* _Stated task_
Transcribe the records that follow in their entirety, omitting any pictures.

(Dataset items)
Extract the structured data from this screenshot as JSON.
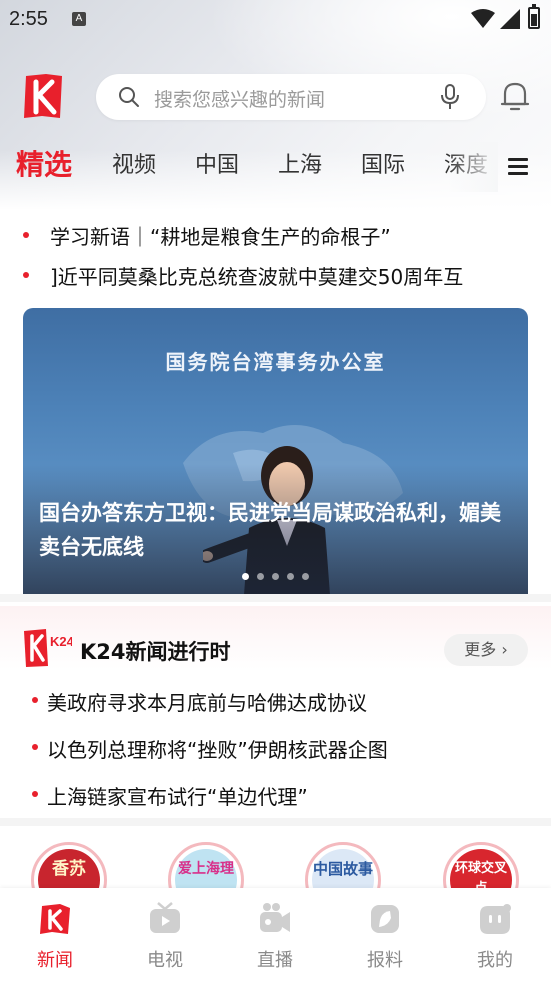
{
  "status_bar": {
    "time": "2:55",
    "notification_icon": "A"
  },
  "top_bar": {
    "logo_icon": "k-logo-icon",
    "search_placeholder": "搜索您感兴趣的新闻",
    "mic_icon": "mic-icon",
    "bell_icon": "bell-icon"
  },
  "tabs": [
    {
      "label": "精选",
      "active": true
    },
    {
      "label": "视频"
    },
    {
      "label": "中国"
    },
    {
      "label": "上海"
    },
    {
      "label": "国际"
    },
    {
      "label": "深度"
    }
  ],
  "headlines": [
    "学习新语｜“耕地是粮食生产的命根子”",
    "]近平同莫桑比克总统查波就中莫建交50周年互"
  ],
  "banner": {
    "sign_text": "国务院台湾事务办公室",
    "caption": "国台办答东方卫视：民进党当局谋政治私利，媚美卖台无底线",
    "dots": 5,
    "active_dot": 0
  },
  "k24": {
    "logo_text": "K24",
    "title": "K24新闻进行时",
    "more_label": "更多",
    "items": [
      "美政府寻求本月底前与哈佛达成协议",
      "以色列总理称将“挫败”伊朗核武器企图",
      "上海链家宣布试行“单边代理”"
    ]
  },
  "shortcuts": [
    {
      "text": "香苏",
      "color": "#c8252e"
    },
    {
      "text": "爱上海理",
      "color": "#6fb9d8"
    },
    {
      "text": "中国故事",
      "color": "#2c5aa0"
    },
    {
      "text": "环球交叉点",
      "color": "#d8262e"
    }
  ],
  "bottom_nav": [
    {
      "label": "新闻",
      "icon": "news-icon",
      "active": true
    },
    {
      "label": "电视",
      "icon": "tv-icon"
    },
    {
      "label": "直播",
      "icon": "live-camera-icon"
    },
    {
      "label": "报料",
      "icon": "report-icon"
    },
    {
      "label": "我的",
      "icon": "profile-icon"
    }
  ],
  "colors": {
    "accent": "#e8202c"
  }
}
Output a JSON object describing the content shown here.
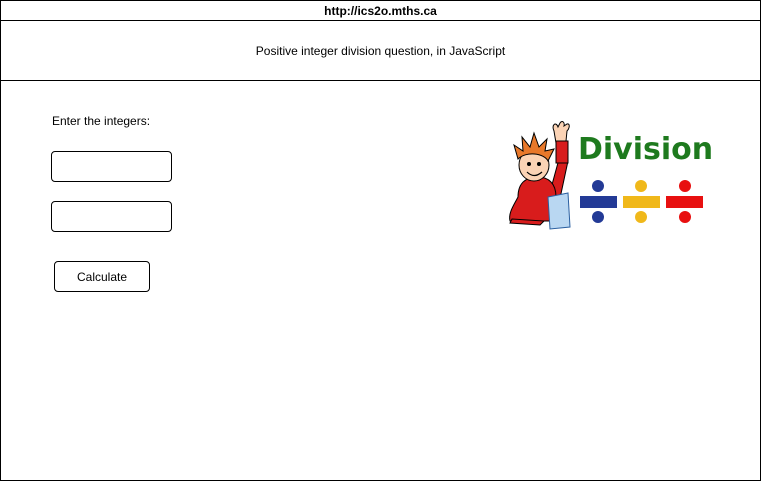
{
  "browser": {
    "url": "http://ics2o.mths.ca"
  },
  "header": {
    "title": "Positive integer division question, in JavaScript"
  },
  "form": {
    "prompt": "Enter the integers:",
    "input_a": {
      "value": "",
      "placeholder": ""
    },
    "input_b": {
      "value": "",
      "placeholder": ""
    },
    "calculate_label": "Calculate"
  },
  "logo": {
    "text": "Division",
    "colors": {
      "word": "#1e7a1e",
      "bar_left": "#233a96",
      "bar_middle": "#f0b81a",
      "bar_right": "#e81010",
      "shirt": "#d81c1c",
      "hair": "#e8782a"
    }
  }
}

* _Task solution_
Extract the structured data from this screenshot as JSON.
{
  "status_bar": {
    "time": "2:55",
    "notification_icon": "A"
  },
  "top_bar": {
    "logo_icon": "k-logo-icon",
    "search_placeholder": "搜索您感兴趣的新闻",
    "mic_icon": "mic-icon",
    "bell_icon": "bell-icon"
  },
  "tabs": [
    {
      "label": "精选",
      "active": true
    },
    {
      "label": "视频"
    },
    {
      "label": "中国"
    },
    {
      "label": "上海"
    },
    {
      "label": "国际"
    },
    {
      "label": "深度"
    }
  ],
  "headlines": [
    "学习新语｜“耕地是粮食生产的命根子”",
    "]近平同莫桑比克总统查波就中莫建交50周年互"
  ],
  "banner": {
    "sign_text": "国务院台湾事务办公室",
    "caption": "国台办答东方卫视：民进党当局谋政治私利，媚美卖台无底线",
    "dots": 5,
    "active_dot": 0
  },
  "k24": {
    "logo_text": "K24",
    "title": "K24新闻进行时",
    "more_label": "更多",
    "items": [
      "美政府寻求本月底前与哈佛达成协议",
      "以色列总理称将“挫败”伊朗核武器企图",
      "上海链家宣布试行“单边代理”"
    ]
  },
  "shortcuts": [
    {
      "text": "香苏",
      "color": "#c8252e"
    },
    {
      "text": "爱上海理",
      "color": "#6fb9d8"
    },
    {
      "text": "中国故事",
      "color": "#2c5aa0"
    },
    {
      "text": "环球交叉点",
      "color": "#d8262e"
    }
  ],
  "bottom_nav": [
    {
      "label": "新闻",
      "icon": "news-icon",
      "active": true
    },
    {
      "label": "电视",
      "icon": "tv-icon"
    },
    {
      "label": "直播",
      "icon": "live-camera-icon"
    },
    {
      "label": "报料",
      "icon": "report-icon"
    },
    {
      "label": "我的",
      "icon": "profile-icon"
    }
  ],
  "colors": {
    "accent": "#e8202c"
  }
}
Output a JSON object describing the content shown here.
{
  "browser": {
    "url": "http://ics2o.mths.ca"
  },
  "header": {
    "title": "Positive integer division question, in JavaScript"
  },
  "form": {
    "prompt": "Enter the integers:",
    "input_a": {
      "value": "",
      "placeholder": ""
    },
    "input_b": {
      "value": "",
      "placeholder": ""
    },
    "calculate_label": "Calculate"
  },
  "logo": {
    "text": "Division",
    "colors": {
      "word": "#1e7a1e",
      "bar_left": "#233a96",
      "bar_middle": "#f0b81a",
      "bar_right": "#e81010",
      "shirt": "#d81c1c",
      "hair": "#e8782a"
    }
  }
}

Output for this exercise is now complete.